EXERCISE DETAILS => Retype every one of the rows below exactly, line for line, leaving the pictures out.
──────── DATA TO USE ────────
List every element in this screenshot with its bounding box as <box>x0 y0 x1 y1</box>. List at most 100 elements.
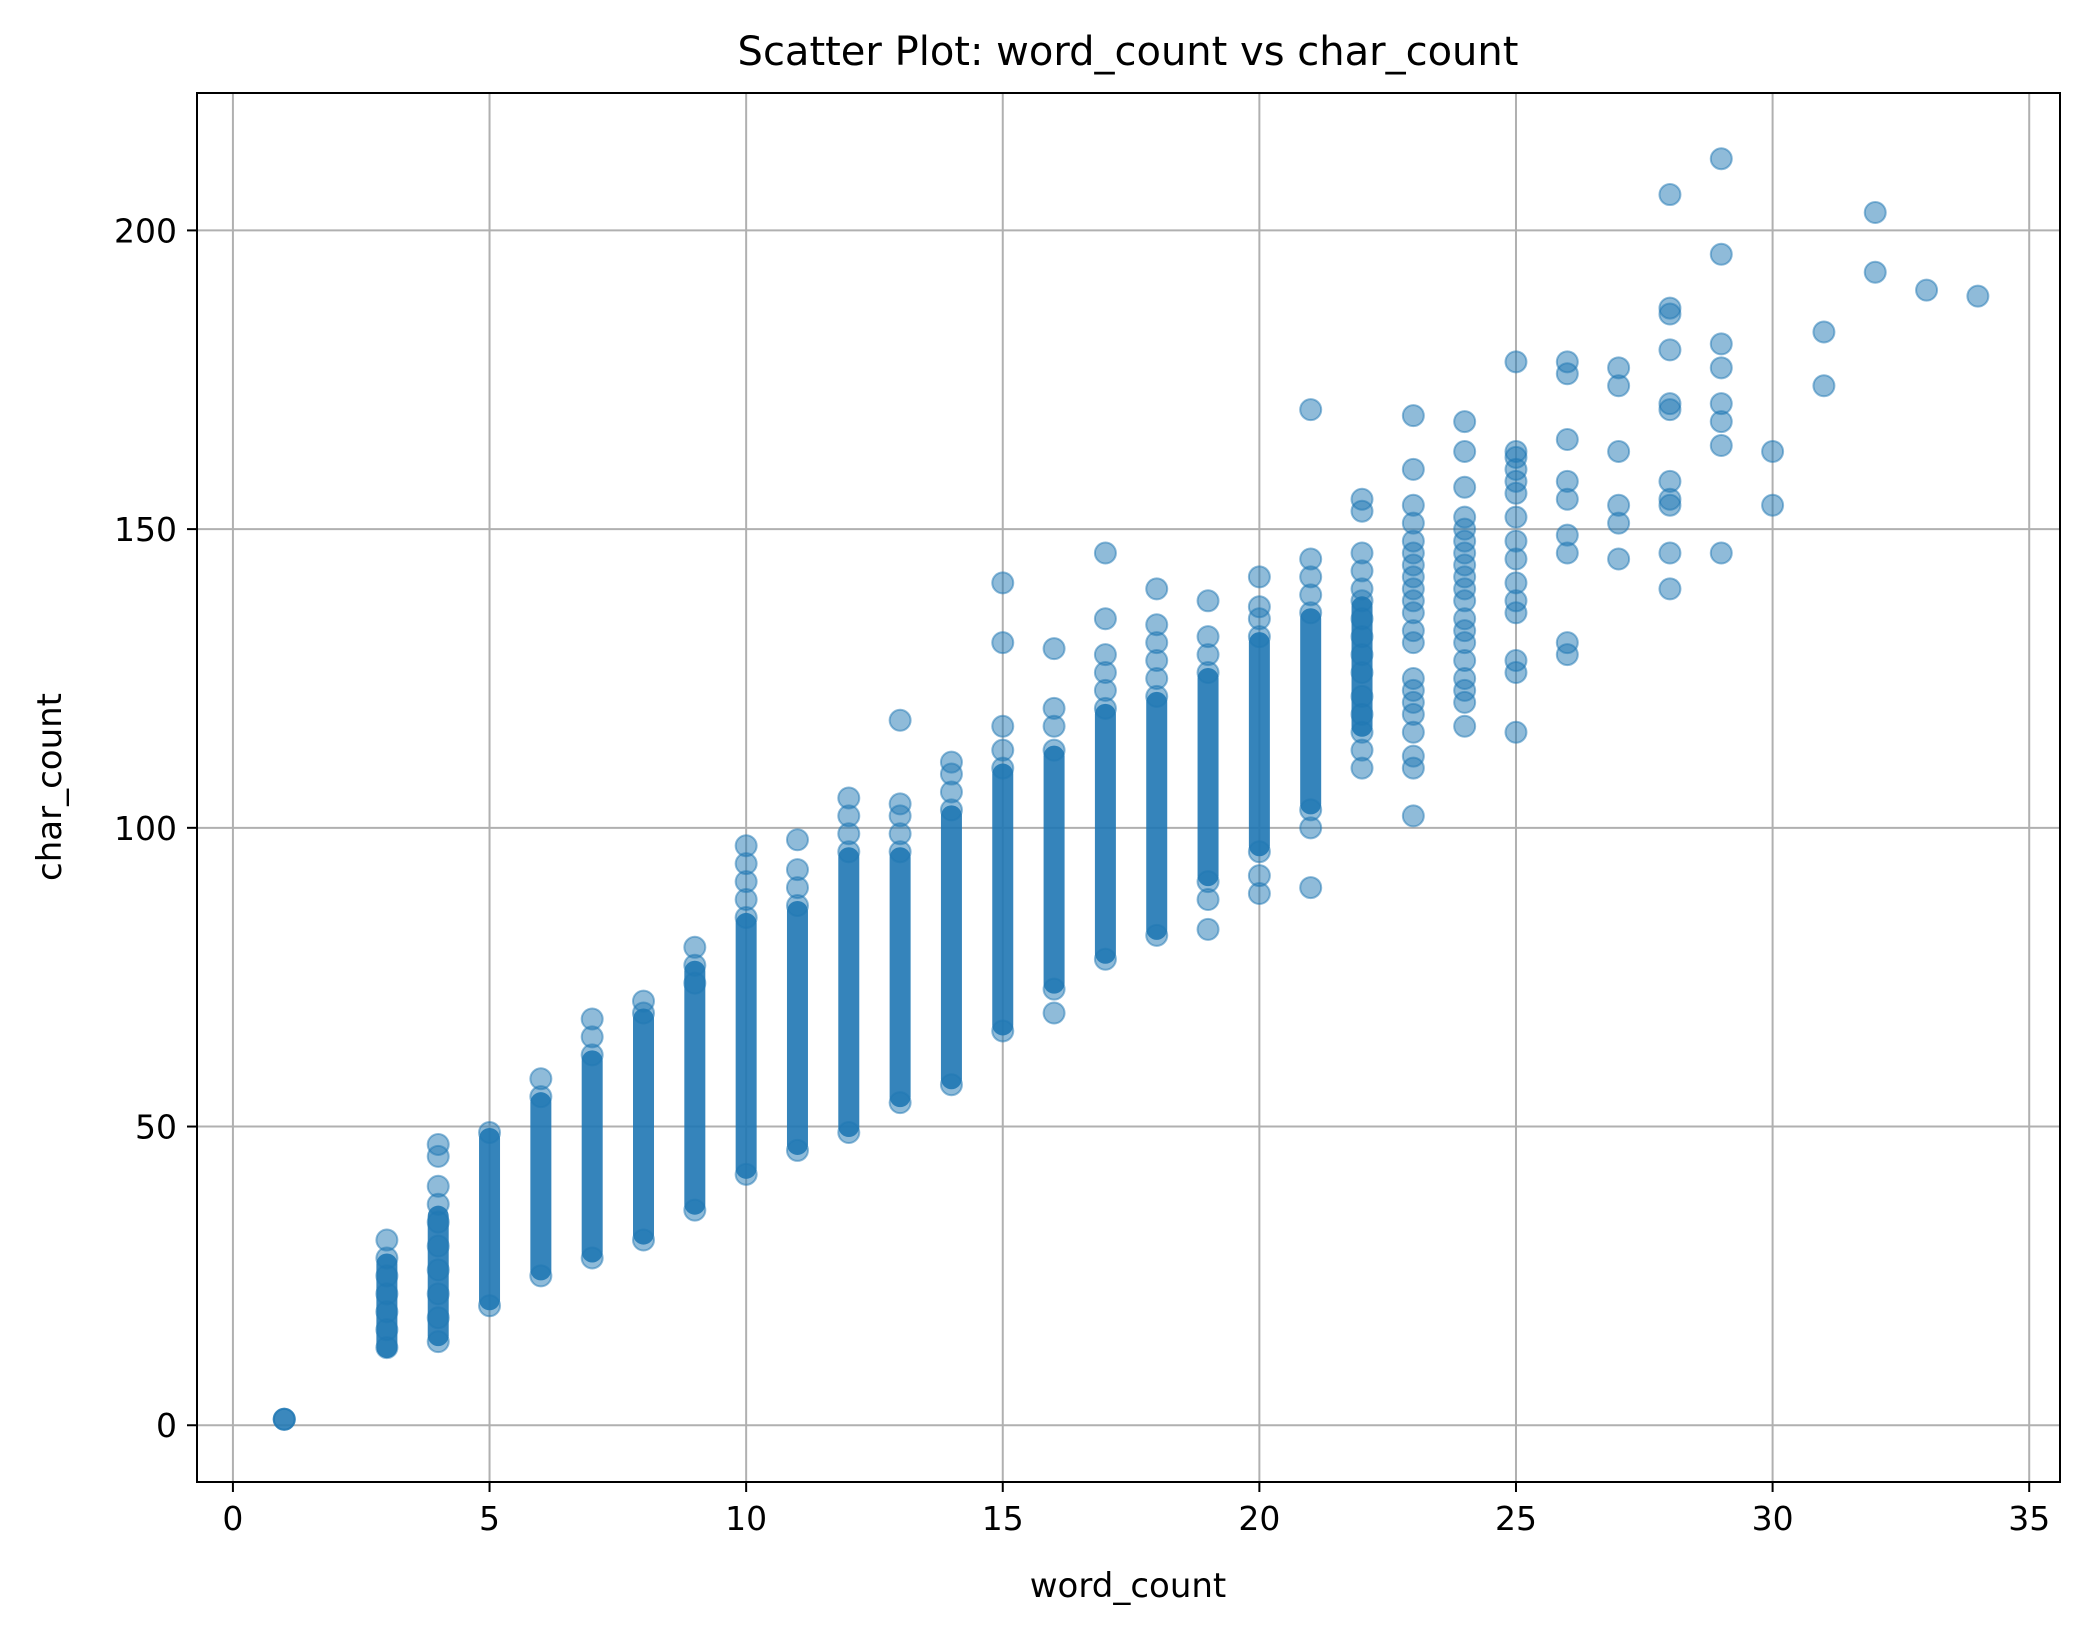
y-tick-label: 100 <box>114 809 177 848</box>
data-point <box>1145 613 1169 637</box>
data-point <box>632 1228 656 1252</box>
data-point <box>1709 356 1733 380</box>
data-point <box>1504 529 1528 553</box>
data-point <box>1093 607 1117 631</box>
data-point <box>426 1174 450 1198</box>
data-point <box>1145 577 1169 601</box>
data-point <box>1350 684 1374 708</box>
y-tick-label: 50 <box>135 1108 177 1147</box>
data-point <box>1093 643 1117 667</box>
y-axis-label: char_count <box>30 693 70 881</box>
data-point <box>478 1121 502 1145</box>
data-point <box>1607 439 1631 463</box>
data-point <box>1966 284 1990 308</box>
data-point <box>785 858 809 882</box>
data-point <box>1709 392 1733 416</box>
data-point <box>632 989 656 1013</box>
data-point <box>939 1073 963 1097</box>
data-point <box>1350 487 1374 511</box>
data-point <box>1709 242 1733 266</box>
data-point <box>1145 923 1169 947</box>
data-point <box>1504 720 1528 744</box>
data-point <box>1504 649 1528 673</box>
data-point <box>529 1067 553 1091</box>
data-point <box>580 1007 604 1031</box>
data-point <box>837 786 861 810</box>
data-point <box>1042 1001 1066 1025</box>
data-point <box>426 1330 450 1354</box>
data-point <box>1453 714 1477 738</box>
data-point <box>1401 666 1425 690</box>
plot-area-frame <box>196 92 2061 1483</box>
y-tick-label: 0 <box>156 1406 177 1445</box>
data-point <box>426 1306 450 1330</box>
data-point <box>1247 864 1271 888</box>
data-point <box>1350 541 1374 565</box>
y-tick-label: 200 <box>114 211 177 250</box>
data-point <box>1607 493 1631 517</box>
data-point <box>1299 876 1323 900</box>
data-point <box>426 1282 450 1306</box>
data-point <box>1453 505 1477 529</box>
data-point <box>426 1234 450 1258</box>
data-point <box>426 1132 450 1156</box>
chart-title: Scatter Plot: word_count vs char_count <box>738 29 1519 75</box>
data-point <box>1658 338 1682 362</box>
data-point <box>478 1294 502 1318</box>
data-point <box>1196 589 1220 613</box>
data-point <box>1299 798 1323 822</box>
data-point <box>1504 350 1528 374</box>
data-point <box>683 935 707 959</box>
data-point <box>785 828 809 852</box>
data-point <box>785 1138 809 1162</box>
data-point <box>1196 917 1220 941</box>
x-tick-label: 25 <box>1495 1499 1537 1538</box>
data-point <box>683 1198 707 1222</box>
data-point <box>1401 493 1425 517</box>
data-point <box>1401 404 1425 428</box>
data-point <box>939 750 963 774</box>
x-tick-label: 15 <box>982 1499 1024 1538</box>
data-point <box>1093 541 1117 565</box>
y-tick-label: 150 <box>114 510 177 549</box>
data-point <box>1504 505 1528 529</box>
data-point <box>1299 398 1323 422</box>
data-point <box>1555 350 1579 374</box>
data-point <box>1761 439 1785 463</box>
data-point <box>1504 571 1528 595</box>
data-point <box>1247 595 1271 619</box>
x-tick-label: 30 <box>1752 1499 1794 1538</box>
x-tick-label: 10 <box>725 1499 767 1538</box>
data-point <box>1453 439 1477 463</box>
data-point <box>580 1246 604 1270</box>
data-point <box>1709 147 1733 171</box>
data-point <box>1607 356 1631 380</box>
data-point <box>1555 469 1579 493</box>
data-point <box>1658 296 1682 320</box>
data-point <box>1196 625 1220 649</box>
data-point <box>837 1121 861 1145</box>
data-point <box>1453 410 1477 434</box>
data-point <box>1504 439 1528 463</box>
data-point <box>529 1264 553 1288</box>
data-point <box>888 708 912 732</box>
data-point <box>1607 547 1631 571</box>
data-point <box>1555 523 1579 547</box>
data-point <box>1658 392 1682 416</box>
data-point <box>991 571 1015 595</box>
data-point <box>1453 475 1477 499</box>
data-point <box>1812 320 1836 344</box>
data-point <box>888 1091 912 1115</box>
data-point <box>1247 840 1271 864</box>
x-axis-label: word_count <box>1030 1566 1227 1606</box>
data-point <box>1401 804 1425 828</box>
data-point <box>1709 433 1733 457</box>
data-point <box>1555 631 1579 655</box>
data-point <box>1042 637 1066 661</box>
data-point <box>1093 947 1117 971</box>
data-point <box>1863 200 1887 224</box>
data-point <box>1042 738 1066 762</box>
────────
RESPONSE TO THIS TASK =>
List every element in this screenshot with its bounding box as <box>x0 y0 x1 y1</box>. List at most 100 elements.
y-tick-label: 100 <box>114 809 177 848</box>
data-point <box>1145 613 1169 637</box>
data-point <box>632 1228 656 1252</box>
data-point <box>1709 356 1733 380</box>
data-point <box>1504 529 1528 553</box>
data-point <box>1093 607 1117 631</box>
data-point <box>426 1174 450 1198</box>
data-point <box>1145 577 1169 601</box>
data-point <box>1350 684 1374 708</box>
y-tick-label: 50 <box>135 1108 177 1147</box>
data-point <box>1093 643 1117 667</box>
y-axis-label: char_count <box>30 693 70 881</box>
data-point <box>478 1121 502 1145</box>
data-point <box>1607 439 1631 463</box>
data-point <box>1966 284 1990 308</box>
data-point <box>785 858 809 882</box>
data-point <box>1709 392 1733 416</box>
data-point <box>632 989 656 1013</box>
data-point <box>939 1073 963 1097</box>
data-point <box>1350 487 1374 511</box>
data-point <box>1709 242 1733 266</box>
data-point <box>1145 923 1169 947</box>
data-point <box>1504 720 1528 744</box>
data-point <box>1504 649 1528 673</box>
data-point <box>529 1067 553 1091</box>
data-point <box>580 1007 604 1031</box>
data-point <box>837 786 861 810</box>
data-point <box>1042 1001 1066 1025</box>
data-point <box>426 1330 450 1354</box>
data-point <box>1453 714 1477 738</box>
data-point <box>1401 666 1425 690</box>
plot-area-frame <box>196 92 2061 1483</box>
y-tick-label: 0 <box>156 1406 177 1445</box>
data-point <box>426 1306 450 1330</box>
data-point <box>1247 864 1271 888</box>
data-point <box>1350 541 1374 565</box>
y-tick-label: 200 <box>114 211 177 250</box>
data-point <box>1607 493 1631 517</box>
data-point <box>1299 876 1323 900</box>
data-point <box>426 1282 450 1306</box>
data-point <box>1453 505 1477 529</box>
data-point <box>426 1234 450 1258</box>
data-point <box>426 1132 450 1156</box>
chart-title: Scatter Plot: word_count vs char_count <box>738 29 1519 75</box>
data-point <box>1658 338 1682 362</box>
data-point <box>478 1294 502 1318</box>
data-point <box>1196 589 1220 613</box>
data-point <box>1299 798 1323 822</box>
data-point <box>1504 350 1528 374</box>
data-point <box>683 935 707 959</box>
data-point <box>785 828 809 852</box>
data-point <box>785 1138 809 1162</box>
data-point <box>1196 917 1220 941</box>
x-tick-label: 25 <box>1495 1499 1537 1538</box>
data-point <box>683 1198 707 1222</box>
data-point <box>1401 493 1425 517</box>
data-point <box>1401 404 1425 428</box>
data-point <box>939 750 963 774</box>
x-tick-label: 15 <box>982 1499 1024 1538</box>
data-point <box>1093 541 1117 565</box>
y-tick-label: 150 <box>114 510 177 549</box>
data-point <box>1504 505 1528 529</box>
data-point <box>1299 398 1323 422</box>
data-point <box>1555 350 1579 374</box>
data-point <box>1761 439 1785 463</box>
data-point <box>1504 571 1528 595</box>
data-point <box>1247 595 1271 619</box>
x-tick-label: 30 <box>1752 1499 1794 1538</box>
x-tick-label: 10 <box>725 1499 767 1538</box>
data-point <box>1453 439 1477 463</box>
data-point <box>580 1246 604 1270</box>
data-point <box>1709 147 1733 171</box>
data-point <box>1607 356 1631 380</box>
data-point <box>1555 469 1579 493</box>
data-point <box>1658 296 1682 320</box>
data-point <box>1196 625 1220 649</box>
data-point <box>837 1121 861 1145</box>
data-point <box>1453 410 1477 434</box>
data-point <box>1504 439 1528 463</box>
data-point <box>529 1264 553 1288</box>
data-point <box>888 708 912 732</box>
data-point <box>1607 547 1631 571</box>
data-point <box>1555 523 1579 547</box>
data-point <box>1658 392 1682 416</box>
data-point <box>991 571 1015 595</box>
data-point <box>1453 475 1477 499</box>
data-point <box>1812 320 1836 344</box>
data-point <box>888 1091 912 1115</box>
data-point <box>1247 840 1271 864</box>
x-axis-label: word_count <box>1030 1566 1227 1606</box>
data-point <box>1401 804 1425 828</box>
data-point <box>1709 433 1733 457</box>
data-point <box>1555 631 1579 655</box>
data-point <box>1042 637 1066 661</box>
data-point <box>1093 947 1117 971</box>
data-point <box>1863 200 1887 224</box>
data-point <box>1042 738 1066 762</box>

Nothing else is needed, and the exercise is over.